## BEGIN Given records
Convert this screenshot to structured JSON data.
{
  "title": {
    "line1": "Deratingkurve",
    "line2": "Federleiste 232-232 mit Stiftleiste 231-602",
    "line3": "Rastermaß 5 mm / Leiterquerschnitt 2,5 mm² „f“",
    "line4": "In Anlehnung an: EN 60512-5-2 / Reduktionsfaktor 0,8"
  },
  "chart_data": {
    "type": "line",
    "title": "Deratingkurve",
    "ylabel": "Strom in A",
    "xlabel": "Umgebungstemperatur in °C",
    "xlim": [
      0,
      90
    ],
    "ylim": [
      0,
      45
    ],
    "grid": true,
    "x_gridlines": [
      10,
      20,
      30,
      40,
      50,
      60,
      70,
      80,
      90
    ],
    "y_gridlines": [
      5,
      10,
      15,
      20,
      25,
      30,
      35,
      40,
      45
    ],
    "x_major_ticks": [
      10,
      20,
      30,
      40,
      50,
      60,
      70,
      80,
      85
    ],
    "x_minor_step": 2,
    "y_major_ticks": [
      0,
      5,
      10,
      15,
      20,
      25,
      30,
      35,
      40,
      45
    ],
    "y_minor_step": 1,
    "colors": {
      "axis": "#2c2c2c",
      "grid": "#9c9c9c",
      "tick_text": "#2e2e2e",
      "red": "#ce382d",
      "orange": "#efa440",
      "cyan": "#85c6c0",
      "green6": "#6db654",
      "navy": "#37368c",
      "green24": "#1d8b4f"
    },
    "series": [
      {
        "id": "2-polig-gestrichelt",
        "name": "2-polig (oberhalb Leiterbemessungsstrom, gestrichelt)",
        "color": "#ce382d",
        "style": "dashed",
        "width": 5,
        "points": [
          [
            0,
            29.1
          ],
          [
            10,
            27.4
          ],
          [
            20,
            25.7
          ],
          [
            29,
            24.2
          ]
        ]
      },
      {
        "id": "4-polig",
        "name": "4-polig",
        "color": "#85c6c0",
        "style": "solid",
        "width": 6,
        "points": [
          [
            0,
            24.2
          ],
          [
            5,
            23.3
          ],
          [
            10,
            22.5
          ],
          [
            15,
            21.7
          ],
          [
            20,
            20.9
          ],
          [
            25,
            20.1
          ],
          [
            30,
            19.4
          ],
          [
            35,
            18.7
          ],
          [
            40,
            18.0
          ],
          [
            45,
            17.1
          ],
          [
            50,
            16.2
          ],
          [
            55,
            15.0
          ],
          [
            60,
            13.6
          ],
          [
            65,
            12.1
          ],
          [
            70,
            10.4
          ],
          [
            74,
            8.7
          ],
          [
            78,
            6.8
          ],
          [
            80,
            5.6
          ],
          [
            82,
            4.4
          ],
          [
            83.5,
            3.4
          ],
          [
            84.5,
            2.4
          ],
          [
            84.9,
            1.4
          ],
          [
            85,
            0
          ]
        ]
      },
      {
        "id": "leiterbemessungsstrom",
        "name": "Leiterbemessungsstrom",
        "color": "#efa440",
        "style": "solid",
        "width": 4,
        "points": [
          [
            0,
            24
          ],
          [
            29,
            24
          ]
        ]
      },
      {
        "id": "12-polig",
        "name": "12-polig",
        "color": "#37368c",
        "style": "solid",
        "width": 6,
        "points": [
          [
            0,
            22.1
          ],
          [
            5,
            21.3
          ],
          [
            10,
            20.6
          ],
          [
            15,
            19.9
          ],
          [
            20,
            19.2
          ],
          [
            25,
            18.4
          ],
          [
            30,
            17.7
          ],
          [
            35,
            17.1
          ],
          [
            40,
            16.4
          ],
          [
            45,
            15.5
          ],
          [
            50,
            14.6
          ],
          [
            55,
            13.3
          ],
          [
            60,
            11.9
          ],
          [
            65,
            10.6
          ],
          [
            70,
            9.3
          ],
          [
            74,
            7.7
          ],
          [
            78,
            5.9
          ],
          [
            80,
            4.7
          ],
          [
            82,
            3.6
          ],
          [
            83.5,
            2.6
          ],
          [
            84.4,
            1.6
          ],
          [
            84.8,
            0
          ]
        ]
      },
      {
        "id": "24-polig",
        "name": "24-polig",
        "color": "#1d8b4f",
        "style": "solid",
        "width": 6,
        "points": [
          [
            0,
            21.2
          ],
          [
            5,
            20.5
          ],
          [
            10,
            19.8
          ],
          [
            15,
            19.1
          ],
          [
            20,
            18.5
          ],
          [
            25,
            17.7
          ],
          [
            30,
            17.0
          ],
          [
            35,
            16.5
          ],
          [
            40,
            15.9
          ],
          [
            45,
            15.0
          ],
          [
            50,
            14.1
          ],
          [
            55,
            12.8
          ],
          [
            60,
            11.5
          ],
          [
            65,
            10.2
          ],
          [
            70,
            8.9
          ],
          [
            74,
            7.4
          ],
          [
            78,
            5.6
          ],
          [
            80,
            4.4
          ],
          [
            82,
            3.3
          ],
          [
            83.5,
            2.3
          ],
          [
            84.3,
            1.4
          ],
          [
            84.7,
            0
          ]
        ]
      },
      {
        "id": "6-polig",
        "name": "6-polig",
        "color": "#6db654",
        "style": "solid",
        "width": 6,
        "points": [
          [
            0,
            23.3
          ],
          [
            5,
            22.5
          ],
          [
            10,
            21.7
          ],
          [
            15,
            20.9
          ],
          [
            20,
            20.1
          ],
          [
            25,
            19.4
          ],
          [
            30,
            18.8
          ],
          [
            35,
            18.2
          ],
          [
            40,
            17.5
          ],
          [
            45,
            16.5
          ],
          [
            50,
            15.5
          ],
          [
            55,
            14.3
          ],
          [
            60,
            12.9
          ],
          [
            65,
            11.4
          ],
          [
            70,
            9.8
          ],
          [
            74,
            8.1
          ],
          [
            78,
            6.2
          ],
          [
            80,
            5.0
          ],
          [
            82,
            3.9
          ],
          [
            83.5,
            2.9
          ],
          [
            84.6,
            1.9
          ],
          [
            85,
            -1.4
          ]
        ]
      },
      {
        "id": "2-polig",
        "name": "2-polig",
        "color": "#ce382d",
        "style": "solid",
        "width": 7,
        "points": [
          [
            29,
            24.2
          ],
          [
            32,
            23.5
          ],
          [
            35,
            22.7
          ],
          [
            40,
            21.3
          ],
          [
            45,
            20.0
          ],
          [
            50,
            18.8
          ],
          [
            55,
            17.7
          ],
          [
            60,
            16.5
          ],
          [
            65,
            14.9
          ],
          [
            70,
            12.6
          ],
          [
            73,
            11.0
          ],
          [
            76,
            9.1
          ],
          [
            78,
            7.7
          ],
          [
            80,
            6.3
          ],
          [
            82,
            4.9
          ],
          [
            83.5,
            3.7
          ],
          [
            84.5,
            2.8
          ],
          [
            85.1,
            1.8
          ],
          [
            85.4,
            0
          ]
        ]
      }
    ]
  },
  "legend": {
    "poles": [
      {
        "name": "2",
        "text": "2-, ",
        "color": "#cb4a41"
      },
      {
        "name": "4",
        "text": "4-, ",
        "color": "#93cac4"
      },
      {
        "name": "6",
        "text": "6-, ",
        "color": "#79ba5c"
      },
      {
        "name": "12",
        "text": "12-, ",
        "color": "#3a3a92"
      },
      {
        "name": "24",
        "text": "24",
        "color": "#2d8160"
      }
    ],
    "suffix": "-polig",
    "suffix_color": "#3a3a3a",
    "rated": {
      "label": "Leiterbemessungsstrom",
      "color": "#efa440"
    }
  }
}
## END Given records
## BEGIN Given records
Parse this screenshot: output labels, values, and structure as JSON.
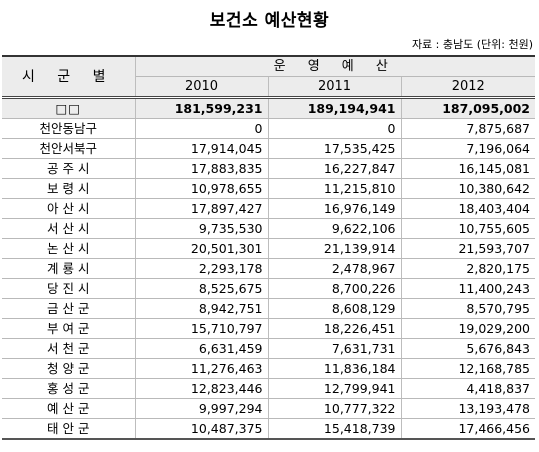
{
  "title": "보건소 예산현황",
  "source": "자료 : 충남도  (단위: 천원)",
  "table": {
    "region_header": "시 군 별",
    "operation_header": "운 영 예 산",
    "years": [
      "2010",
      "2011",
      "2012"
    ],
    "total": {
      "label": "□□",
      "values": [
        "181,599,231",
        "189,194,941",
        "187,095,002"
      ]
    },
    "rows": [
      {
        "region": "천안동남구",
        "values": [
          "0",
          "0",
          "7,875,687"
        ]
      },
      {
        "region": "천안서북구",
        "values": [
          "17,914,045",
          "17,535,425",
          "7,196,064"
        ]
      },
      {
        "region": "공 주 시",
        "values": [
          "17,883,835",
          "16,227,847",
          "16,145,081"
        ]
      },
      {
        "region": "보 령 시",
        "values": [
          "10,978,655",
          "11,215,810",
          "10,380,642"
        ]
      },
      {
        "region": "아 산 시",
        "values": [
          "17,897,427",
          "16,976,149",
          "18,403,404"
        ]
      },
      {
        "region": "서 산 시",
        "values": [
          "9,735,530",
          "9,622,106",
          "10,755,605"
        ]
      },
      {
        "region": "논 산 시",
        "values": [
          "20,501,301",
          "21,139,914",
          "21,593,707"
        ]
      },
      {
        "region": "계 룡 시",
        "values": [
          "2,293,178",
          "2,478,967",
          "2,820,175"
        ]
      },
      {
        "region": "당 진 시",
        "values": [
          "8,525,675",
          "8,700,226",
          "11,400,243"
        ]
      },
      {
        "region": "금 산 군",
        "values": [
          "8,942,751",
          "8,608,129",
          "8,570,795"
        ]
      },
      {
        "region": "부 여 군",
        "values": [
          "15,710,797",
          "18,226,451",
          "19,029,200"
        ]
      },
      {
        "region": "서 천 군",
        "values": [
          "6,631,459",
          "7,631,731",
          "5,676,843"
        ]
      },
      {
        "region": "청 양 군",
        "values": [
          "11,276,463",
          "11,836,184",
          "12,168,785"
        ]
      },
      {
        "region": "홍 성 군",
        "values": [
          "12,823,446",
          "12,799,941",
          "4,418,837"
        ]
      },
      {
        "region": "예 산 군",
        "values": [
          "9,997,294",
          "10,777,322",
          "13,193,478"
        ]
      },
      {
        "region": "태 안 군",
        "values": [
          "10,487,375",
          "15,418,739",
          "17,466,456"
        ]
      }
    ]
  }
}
## END Given records
Scan the records for the string "JSON". Copy each line in which it appears.

Convert this screenshot to structured JSON data.
Parse this screenshot: output labels, values, and structure as JSON.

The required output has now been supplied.